▶ [Source]

══════════════════════════════

A Grand Vision: Violet Oakley and the American Renaissance

Exhibition Website

Sep 30 2017 - Jan 21 2018

Woodmere Art Museum

Philadelphia, PA

This fall Woodmere Art Museum will present a large-scale exhibition of the work of Violet Oakley (1874–1961), the first in over three decades. The exhibition will focus on the artist’s public commissions, which are rarely seen because of their fixed locations in civic buildings, churches, schools, and private residences. Studies for these commissions, including designs for stained glass windows and mural sketches, will provide an opportunity to see the range of Oakley’s fifty-year career. Curated by Dr. Patricia Likos Ricci, Associate Professor of the History of Art and Director of the Fine Arts Division at Elizabethtown College, the exhibition will document Oakley’s extensive contributions to Philadelphia institutions and the “American Renaissance” revival. The exhibition will highlight the network of artists, architects, designers, and patrons who played a role in bringing Oakley’s work to fruition.

══════════════════════════════

▶ [What you will do]
Continue the exhibition text on Violet Oakley from where it stops.

══════════════════════════════

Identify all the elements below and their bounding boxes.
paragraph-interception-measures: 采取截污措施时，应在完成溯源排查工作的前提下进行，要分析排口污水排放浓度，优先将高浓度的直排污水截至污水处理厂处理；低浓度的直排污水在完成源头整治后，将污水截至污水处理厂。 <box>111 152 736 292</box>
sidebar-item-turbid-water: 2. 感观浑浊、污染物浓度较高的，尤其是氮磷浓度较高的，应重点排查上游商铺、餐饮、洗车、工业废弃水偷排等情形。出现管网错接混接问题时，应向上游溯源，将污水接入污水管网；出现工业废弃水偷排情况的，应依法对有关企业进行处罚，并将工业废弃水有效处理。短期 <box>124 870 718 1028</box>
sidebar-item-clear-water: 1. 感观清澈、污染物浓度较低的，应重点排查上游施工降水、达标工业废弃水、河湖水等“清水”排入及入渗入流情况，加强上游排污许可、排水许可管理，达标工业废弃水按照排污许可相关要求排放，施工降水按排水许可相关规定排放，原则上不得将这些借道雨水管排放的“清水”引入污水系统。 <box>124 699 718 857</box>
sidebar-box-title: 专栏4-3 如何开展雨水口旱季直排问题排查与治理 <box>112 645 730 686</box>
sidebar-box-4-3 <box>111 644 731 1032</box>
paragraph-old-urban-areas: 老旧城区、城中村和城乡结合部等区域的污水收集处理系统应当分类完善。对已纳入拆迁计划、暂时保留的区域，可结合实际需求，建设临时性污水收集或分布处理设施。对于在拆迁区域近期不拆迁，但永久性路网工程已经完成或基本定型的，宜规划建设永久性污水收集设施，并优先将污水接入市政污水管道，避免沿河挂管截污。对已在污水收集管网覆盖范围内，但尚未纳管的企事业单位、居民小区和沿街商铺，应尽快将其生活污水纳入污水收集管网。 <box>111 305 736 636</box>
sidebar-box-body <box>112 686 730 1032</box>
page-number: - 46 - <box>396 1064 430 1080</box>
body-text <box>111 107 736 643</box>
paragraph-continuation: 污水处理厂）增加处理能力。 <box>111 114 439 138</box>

══════════════════════════════

▶ [Answer to the exercise]
Oakley was renowned as a muralist, stained glass designer, and illustrator during the American Renaissance, a period of cultural renewal following the Civil War. She achieved international fame as the first woman to be awarded prestigious government commissions for the Pennsylvania State Capitol and the Cuyahoga County Courthouse. In the spirit of civic humanism, she painted murals and portraits, and designed stained glass, altarpieces, book and magazine illustrations, medallions, seals, posters, and pageants that contributed to the artistic life of Philadelphia and the nation. She became the second woman appointed to the faculty of the Pennsylvania Academy of the Fine Arts. Later in life, she fashioned a diplomatic role for herself to promote international government and world peace at the League of Nations and the United Nations.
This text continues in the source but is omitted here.